# Text section
□ □ □ □
Recently, prospective studies have concluded that serum progesterone levels may have a role as biochemical marker to independently predict the global outcome in cases of TBI. Progesterone, a gonadal hormone and neurosteroid naturally distributed in human brains, has potent neuroprotective properties.[8] Progesterone is produced by the ovaries and the placenta and predominantly considered as female hormone. In the brains of both sexes, progesterone synthesized by oligodendrocytes and some neurons plays an important role in neuronal development during gestation.[33] [34] Progesterone receptors are widely expressed in the developing and adult brain, so various brain regions are the normal targets of progesterone.[35] Indeed, the 10-fold increase in progesterone synthesis during fetal growth is considered an evolutionary mechanism of progesterone to protect the fetus during gestation. Because many processes involved in CNS repair after brain injury are thought to recapitulate what occurs during normal brain development,[36] progesterone may be actively involved in TBI recovery and thus involved in neuroprotection.[8] Progesterone is thought to mediate its neuroprotective effects by reducing cerebral edema, lipid peroxidation, isoprostanes, and expression of proinflammatory genes; generating metabolites that reduce proapoptotic and increase antiapoptotic enzymes; and modifying the expression of vascular endothelial growth factor, brain-derived neurotrophic growth factor, and aquaporins responsible for development of edema.[37] In literature, more than 200 articles have reported the neuroprotective effects of progesterone in four species, including humans, and in 22 different injury models, including TBI, stroke, spinal cord injury and neurodegenerative disorders.[24] Also two phase II clinical reports from a level 1 trauma centers in Atlanta USA in 2001 and Hangzhou, China, in 2004, respectively showed encouraging results for progesterone as a neuroprotective agent in TBI.[17] [18] In contrast, recently two similarly designed phase III TBI clinical trials failed to demonstrate any positive effect of progesterone as a neuroprotective agent on outcomes.[15] [16] It also triggered considerable speculation about the reasons for the negative outcomes of these two studies in particular and for those of all previous phase II TBI clinical trials in general.[9]

Despite contradictory results of progesterone as a neuroprotective agent, two reports[19] [20] have shed light on value of serum progesterone at admission in predicting the outcome of TBI patients. Our study also showed a very significant role of serum progesterone levels as a biomarker of outcome on outcomes in TBI patients.
□ □ □ □
Bounding box prediction data:
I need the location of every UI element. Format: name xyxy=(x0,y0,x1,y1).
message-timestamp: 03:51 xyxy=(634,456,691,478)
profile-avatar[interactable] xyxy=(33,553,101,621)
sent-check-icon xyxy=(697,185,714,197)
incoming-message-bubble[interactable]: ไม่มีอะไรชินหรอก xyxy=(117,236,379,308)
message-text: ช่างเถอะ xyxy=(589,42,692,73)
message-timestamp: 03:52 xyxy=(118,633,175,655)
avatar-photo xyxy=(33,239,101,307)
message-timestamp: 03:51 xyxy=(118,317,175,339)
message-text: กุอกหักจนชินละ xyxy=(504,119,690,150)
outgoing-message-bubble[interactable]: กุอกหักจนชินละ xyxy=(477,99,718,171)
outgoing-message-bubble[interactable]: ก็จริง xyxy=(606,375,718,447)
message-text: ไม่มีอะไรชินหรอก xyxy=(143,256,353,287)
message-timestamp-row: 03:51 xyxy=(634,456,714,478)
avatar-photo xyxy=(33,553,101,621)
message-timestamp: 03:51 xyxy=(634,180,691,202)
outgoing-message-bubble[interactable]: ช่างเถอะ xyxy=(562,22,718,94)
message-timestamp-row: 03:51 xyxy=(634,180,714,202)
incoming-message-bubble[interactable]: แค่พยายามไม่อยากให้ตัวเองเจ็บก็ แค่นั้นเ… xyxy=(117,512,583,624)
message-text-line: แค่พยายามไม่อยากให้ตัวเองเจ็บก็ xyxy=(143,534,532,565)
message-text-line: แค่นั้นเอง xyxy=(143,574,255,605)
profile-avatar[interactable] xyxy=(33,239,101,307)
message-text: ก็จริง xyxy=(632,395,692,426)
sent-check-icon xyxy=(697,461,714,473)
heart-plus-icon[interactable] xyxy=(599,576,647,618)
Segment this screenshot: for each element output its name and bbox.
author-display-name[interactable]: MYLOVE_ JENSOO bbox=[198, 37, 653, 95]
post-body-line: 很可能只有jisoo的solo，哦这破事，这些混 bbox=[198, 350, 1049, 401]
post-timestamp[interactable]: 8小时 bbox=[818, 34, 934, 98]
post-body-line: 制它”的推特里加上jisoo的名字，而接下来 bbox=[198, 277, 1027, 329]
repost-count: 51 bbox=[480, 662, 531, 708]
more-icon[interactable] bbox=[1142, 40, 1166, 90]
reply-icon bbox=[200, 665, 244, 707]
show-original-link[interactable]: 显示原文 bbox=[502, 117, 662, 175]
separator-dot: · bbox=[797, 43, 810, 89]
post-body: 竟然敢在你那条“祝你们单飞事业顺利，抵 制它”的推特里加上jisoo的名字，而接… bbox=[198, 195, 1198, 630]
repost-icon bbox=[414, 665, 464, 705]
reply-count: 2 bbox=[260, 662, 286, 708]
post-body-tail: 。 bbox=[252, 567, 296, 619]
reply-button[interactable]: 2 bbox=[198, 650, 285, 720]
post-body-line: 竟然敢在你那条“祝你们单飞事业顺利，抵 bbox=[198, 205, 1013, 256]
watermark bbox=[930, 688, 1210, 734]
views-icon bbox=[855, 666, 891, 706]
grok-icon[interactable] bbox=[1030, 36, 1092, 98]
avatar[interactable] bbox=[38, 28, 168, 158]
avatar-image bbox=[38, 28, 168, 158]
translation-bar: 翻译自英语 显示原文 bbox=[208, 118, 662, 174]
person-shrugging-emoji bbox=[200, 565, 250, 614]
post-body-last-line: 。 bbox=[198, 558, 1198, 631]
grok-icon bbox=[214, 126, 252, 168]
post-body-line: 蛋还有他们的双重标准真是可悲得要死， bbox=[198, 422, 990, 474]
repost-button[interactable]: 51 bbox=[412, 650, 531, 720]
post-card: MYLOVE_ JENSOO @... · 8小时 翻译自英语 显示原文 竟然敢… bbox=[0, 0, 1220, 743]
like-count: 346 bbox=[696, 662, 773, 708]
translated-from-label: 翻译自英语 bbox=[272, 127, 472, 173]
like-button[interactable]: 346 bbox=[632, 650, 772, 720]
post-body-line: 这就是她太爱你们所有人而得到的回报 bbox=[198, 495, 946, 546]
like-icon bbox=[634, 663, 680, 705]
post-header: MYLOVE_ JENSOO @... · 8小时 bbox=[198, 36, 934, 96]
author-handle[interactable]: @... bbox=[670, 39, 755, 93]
□ □ □ □
# What this exercise asks
• 1. Please list the things the progesterone text says progesterone reduces as part of its neuroprotective effects.
• 2. Pick up the progesterone and brain injury text after its last sentence and carry it on for one more paragraph.

# Responses by item number
• 1.
- cerebral edema
- lipid peroxidation
- isoprostanes
- expression of proinflammatory genes

• 2.
Dasgupta et al[20] in a prospective observational study of 100 male patients sought to investigate whether lower levels of baseline serum progesterone at admission within 10 hours of injury can be used to predict worse outcome in severe-to-moderate TBI patients (GCS 4–12), as measured by GOS and Functional FIM scores at 30 days postinjury. Mean age was 35 ± 11.4 years, average time taken to reach the hospital was 3.14 ± 1.8 hours, and index GCS score was 4 to 8 in 84 patients and 9 to 12 in 16 patients. The mean progesterone level in the group with poor outcome (GOS 1–3) was 0.89 ± 033 ng/mL and the mean progesterone level in the group with good outcome (GOS 4–5) was 1.03 ± 0.18 ng/mL. Despite the mean serum progesterone levels being higher in patients with good outcome (GOS 4–5), they did not find this difference statistically significant (p value 0.16). In contrast, when the FIM score was analyzed, the mean progesterone level in the group with poor outcome (FIM 1–4) was 0.9 ± 0.45 ng/mL and the mean progesterone level in the group with good outcome (FIM 5–7) was 1.27 ± 0.32 ng/mL, which was a statistically significant difference (p value 0.048). So, their findings suggested potential application of serum progesterone levels as an admission prognostic marker in moderate-to-severe male TBI patients.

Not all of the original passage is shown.